* Begin *

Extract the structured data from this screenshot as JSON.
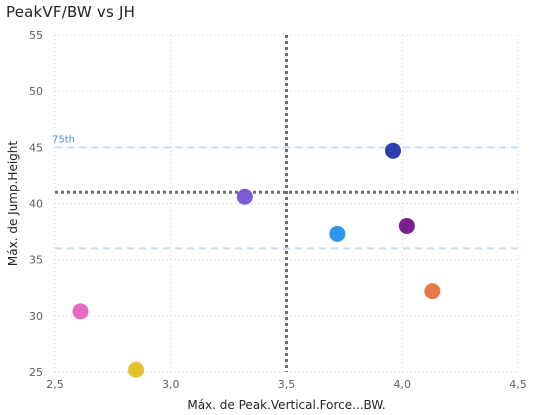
{
  "title": "PeakVF/BW vs JH",
  "chart_data": {
    "type": "scatter",
    "title": "PeakVF/BW vs JH",
    "xlabel": "Máx. de Peak.Vertical.Force...BW.",
    "ylabel": "Máx. de Jump.Height",
    "xlim": [
      2.5,
      4.5
    ],
    "ylim": [
      25,
      55
    ],
    "x_ticks": [
      "2,5",
      "3,0",
      "3,5",
      "4,0",
      "4,5"
    ],
    "x_tick_values": [
      2.5,
      3.0,
      3.5,
      4.0,
      4.5
    ],
    "y_ticks": [
      "25",
      "30",
      "35",
      "40",
      "45",
      "50",
      "55"
    ],
    "y_tick_values": [
      25,
      30,
      35,
      40,
      45,
      50,
      55
    ],
    "grid": true,
    "points": [
      {
        "x": 2.61,
        "y": 30.4,
        "color": "#e66ac0"
      },
      {
        "x": 2.85,
        "y": 25.2,
        "color": "#e6c12e"
      },
      {
        "x": 3.32,
        "y": 40.6,
        "color": "#7b5bd1"
      },
      {
        "x": 3.72,
        "y": 37.3,
        "color": "#2e96f0"
      },
      {
        "x": 3.96,
        "y": 44.7,
        "color": "#2b3fb0"
      },
      {
        "x": 4.02,
        "y": 38.0,
        "color": "#7a1f8e"
      },
      {
        "x": 4.13,
        "y": 32.2,
        "color": "#e8784a"
      }
    ],
    "reference_lines": [
      {
        "axis": "x",
        "value": 3.5,
        "style": "dotted",
        "color": "#6e6e6e"
      },
      {
        "axis": "y",
        "value": 41.0,
        "style": "dotted",
        "color": "#6e6e6e"
      },
      {
        "axis": "y",
        "value": 45.0,
        "style": "dashed",
        "color": "#c5ddf3",
        "label": "75th"
      },
      {
        "axis": "y",
        "value": 36.0,
        "style": "dashed",
        "color": "#c5ddf3"
      }
    ]
  }
}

* End *

→ **EXERCISE OBJECTIVE**:
Of all the lines in the entries, how many contain the word "PeakVF"? Give only the number.

→ **FULL RESPONSE**:
2